It is faster to restrict searchMethod’s method name before computing that its object’s local source equals a call to ldap.initialize, because if there’s no LDAP2QueryMethods, the latest won’t be computed.

  • Getting the arguments:
import semmle.python.ApiGraphs

class LDAP2QueryMethods extends string {
  LDAP2QueryMethods() { this in ["search", "search_s", "search_st", "search_ext", "search_ext_s"] }
}

from DataFlow::MethodCallNode searchMethod, DataFlow::Node arg
where
    searchMethod.getLocation().getFile().getBaseName().matches("LDAP_%") and // just restricting the file to be queried
    searchMethod.getMethodName() instanceof LDAP2QueryMethods and
    searchMethod.getObject().getALocalSource() =
      API::moduleImport("ldap").getMember("initialize").getACall() and
    arg in [searchMethod.getArg(0), searchMethod.getArg(2), searchMethod.getArgByName("filterstr")]
select searchMethod, arg

Run it!

arg in [] means that CodeQL will execute the code following that statement setting arg to each object inside the list.

TASKS
**a)** In the CodeQL query excerpt, which method names does the LDAP2QueryMethods class list?
**b)** Write the next part of the CodeQL query excerpt, picking up after its final sentence.
The data that follows has no role here.

DATASET
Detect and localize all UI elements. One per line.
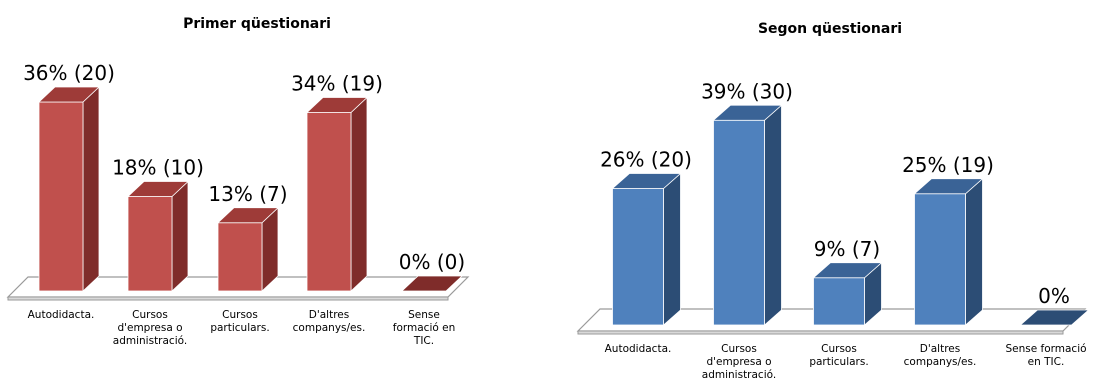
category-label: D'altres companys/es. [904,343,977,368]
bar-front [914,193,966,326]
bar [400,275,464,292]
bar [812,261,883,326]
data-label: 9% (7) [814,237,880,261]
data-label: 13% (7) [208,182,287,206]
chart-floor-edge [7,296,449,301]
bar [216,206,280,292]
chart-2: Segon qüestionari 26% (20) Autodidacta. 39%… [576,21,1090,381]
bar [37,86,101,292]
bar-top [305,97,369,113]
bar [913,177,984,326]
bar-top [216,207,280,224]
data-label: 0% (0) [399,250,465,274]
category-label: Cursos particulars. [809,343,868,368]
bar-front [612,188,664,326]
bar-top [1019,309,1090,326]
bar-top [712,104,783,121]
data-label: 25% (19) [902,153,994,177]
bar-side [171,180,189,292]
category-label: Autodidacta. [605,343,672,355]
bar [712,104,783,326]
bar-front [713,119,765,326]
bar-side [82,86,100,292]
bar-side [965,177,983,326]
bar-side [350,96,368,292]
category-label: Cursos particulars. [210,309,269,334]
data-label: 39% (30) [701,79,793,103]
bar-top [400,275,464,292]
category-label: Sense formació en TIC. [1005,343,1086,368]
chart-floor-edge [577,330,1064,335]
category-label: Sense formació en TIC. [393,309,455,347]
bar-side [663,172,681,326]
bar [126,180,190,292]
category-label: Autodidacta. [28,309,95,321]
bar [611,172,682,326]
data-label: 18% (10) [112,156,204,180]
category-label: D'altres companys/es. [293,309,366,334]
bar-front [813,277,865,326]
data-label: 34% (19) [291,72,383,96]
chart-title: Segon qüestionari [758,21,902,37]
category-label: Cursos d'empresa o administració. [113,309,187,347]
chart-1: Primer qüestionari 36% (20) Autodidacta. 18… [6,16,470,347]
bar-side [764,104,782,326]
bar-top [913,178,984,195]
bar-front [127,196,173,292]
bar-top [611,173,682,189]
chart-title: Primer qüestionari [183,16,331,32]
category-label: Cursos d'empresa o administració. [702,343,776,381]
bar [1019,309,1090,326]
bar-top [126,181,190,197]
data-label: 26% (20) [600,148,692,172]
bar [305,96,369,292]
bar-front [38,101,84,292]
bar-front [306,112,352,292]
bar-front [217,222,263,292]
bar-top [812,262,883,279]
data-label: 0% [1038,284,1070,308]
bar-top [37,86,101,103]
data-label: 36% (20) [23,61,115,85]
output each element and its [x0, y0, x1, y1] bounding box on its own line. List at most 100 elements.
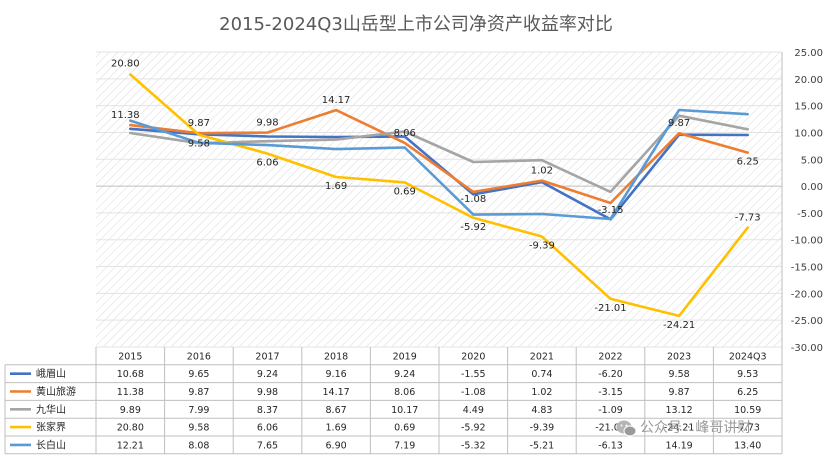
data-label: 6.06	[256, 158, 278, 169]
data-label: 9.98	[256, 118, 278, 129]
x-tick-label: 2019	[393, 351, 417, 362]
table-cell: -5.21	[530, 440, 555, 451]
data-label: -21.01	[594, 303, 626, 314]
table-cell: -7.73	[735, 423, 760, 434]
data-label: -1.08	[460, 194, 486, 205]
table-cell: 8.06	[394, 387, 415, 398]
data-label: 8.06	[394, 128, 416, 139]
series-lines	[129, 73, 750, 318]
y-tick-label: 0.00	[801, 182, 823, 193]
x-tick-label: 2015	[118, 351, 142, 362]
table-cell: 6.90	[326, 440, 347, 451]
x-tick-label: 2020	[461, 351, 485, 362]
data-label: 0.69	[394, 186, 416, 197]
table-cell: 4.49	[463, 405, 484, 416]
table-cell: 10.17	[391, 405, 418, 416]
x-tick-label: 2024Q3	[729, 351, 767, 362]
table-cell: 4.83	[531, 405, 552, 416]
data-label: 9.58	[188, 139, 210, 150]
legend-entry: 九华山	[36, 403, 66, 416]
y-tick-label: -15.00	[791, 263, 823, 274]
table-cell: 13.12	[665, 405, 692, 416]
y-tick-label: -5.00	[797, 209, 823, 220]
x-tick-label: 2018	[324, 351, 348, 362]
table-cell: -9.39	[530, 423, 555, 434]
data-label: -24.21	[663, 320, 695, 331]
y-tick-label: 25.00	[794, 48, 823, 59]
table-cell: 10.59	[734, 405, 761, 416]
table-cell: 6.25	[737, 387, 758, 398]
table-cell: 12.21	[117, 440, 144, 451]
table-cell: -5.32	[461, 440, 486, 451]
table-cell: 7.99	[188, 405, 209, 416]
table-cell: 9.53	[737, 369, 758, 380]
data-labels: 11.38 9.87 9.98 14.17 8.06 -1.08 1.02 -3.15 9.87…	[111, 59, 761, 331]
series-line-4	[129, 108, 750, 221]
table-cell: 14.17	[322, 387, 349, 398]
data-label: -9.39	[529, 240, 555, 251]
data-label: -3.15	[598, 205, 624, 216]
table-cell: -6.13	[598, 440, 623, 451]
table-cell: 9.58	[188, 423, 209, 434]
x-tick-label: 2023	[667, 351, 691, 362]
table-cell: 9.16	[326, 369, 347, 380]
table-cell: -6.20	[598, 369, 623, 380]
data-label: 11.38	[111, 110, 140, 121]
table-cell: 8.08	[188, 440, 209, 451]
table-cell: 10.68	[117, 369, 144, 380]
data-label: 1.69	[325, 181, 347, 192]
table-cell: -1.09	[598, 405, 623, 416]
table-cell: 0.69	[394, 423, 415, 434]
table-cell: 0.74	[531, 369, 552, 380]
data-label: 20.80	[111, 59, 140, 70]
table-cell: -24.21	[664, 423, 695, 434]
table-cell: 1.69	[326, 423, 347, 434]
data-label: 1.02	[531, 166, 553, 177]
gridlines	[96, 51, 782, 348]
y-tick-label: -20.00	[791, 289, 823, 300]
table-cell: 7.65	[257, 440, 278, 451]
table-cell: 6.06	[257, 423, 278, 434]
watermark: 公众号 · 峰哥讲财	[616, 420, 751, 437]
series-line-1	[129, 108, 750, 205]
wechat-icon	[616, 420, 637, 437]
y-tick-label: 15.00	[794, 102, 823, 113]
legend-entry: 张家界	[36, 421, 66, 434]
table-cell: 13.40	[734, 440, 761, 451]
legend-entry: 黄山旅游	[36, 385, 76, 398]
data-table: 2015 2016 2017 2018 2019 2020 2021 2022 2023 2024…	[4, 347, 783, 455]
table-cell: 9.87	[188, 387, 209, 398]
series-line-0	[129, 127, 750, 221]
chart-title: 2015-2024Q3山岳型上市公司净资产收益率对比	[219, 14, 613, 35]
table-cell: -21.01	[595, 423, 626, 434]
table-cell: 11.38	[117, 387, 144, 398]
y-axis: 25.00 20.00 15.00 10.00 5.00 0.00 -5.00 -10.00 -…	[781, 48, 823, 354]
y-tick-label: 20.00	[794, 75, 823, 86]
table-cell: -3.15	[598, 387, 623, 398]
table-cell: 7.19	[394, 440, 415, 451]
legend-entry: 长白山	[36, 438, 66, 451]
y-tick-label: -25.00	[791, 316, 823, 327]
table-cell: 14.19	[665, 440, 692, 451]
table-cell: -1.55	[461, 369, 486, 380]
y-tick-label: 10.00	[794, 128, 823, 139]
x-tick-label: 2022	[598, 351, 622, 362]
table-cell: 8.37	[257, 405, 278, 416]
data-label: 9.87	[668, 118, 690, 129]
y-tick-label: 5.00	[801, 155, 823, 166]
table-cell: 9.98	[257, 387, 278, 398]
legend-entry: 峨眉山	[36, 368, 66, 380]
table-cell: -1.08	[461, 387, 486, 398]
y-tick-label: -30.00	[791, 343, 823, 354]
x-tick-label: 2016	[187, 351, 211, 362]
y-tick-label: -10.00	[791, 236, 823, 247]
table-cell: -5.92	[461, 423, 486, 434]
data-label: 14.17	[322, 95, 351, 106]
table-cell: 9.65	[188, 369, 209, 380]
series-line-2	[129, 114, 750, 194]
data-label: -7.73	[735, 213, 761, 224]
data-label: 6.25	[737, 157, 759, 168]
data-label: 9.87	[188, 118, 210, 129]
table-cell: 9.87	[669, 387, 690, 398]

--

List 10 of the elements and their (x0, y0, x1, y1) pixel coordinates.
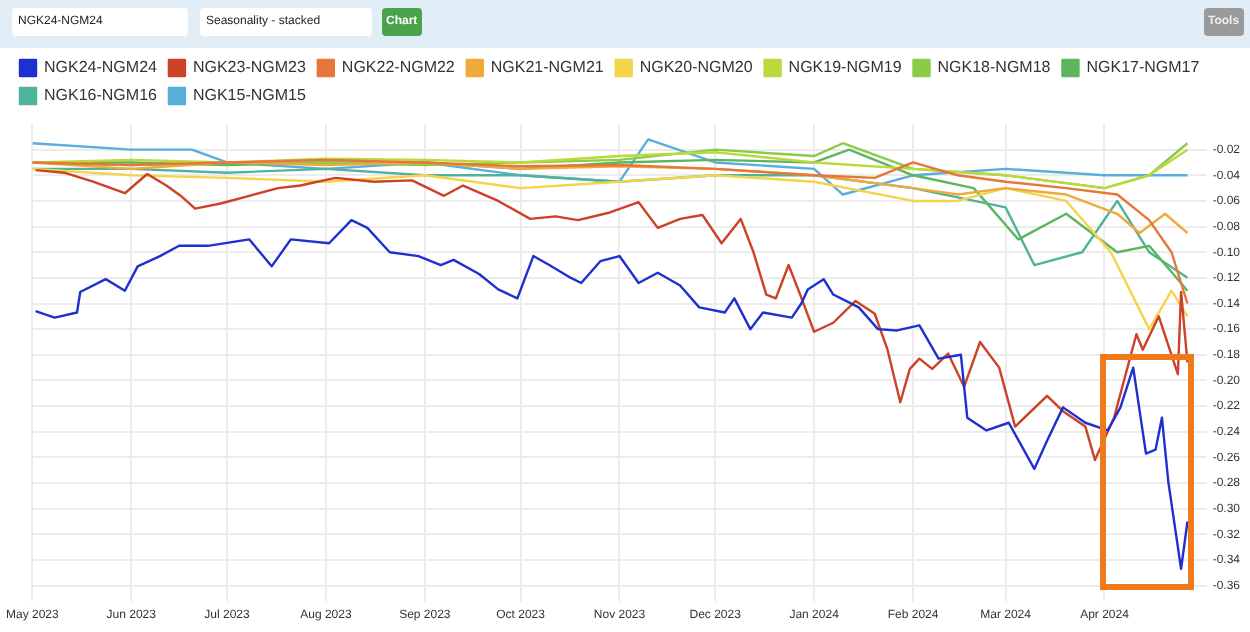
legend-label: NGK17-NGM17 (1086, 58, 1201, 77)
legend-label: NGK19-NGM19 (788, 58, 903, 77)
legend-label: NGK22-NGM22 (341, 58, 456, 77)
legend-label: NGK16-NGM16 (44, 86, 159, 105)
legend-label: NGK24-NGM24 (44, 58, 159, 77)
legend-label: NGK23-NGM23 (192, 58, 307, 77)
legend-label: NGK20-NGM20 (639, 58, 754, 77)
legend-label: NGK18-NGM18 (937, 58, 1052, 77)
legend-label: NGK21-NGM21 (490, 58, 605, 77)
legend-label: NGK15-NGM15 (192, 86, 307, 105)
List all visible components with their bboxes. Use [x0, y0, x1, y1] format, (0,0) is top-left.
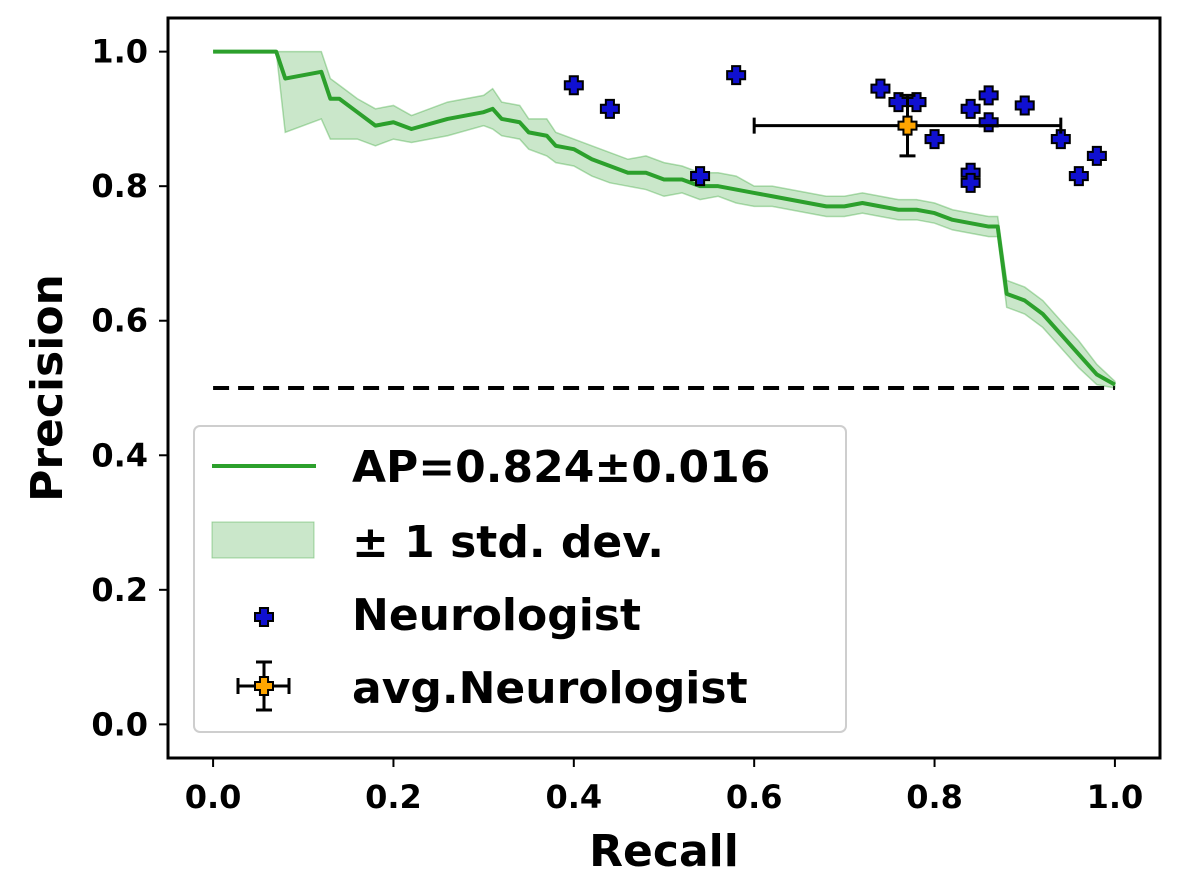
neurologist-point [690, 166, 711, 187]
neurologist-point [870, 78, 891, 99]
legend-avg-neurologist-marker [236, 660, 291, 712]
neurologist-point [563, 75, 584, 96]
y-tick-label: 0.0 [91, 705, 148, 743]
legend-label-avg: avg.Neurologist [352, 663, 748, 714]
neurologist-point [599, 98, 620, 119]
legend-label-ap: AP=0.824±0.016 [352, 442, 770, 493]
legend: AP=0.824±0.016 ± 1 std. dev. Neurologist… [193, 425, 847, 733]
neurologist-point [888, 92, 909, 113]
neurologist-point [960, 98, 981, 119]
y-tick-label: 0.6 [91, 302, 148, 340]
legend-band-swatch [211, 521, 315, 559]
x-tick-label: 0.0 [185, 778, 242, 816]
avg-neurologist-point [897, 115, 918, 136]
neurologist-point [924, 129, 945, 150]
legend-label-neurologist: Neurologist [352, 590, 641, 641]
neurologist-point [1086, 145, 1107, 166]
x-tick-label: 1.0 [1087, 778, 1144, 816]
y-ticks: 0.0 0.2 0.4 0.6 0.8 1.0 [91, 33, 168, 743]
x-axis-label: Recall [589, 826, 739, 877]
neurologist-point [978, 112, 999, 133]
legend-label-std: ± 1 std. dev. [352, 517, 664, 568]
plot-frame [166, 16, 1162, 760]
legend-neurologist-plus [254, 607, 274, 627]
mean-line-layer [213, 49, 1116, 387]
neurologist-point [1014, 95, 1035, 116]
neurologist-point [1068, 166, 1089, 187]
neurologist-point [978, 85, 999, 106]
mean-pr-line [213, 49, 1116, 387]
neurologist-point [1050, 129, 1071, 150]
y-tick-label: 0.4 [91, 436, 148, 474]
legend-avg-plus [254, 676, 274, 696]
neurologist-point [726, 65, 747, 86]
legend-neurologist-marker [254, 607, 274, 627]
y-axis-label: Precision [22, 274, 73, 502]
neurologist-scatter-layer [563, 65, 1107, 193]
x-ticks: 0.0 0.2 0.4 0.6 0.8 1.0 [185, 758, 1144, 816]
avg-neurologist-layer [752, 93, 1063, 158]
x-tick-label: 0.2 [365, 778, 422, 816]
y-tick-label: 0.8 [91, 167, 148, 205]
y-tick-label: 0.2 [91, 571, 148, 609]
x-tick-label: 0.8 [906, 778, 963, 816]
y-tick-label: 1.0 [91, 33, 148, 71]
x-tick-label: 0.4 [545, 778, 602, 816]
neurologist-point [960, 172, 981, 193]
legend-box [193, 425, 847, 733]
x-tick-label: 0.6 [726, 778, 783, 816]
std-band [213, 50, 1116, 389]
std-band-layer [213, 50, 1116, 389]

OUTPUTS FOR THE TASKS
**a)** search, search_s, search_st, search_ext, and search_ext_s.

**b)**
  • Making a LDAP2Query class:
import semmle.python.ApiGraphs

class LDAP2QueryMethods extends string {
  LDAP2QueryMethods() { this in ["search", "search_s", "search_st", "search_ext", "search_ext_s"] }
}

class LDAP2Query extends DataFlow::CallCfgNode {
  DataFlow::MethodCallNode searchMethod;

  LDAP2Query() {
    searchMethod.getMethodName() instanceof LDAP2QueryMethods and
    searchMethod.getObject().getALocalSource() =
      API::moduleImport("ldap").getMember("initialize").getACall() and
    this = searchMethod.(DataFlow::CallCfgNode)
  }

  DataFlow::Node getQuery() {
    result in [
        searchMethod.getArg(0), searchMethod.getArg(2), searchMethod.getArgByName("filterstr")
      ]
  }
}

from LDAP2Query lq
select lq, lq.getQuery()

Run it!

Notice that, in order to use searchMethod in a class predicate (getQuery) we need to create a class variable DataFlow::MethodCallNode searchMethod;. Otherwise, the only thing correlating getQuery with its own LDAP2Query would be this and so we should make more type casting than this way.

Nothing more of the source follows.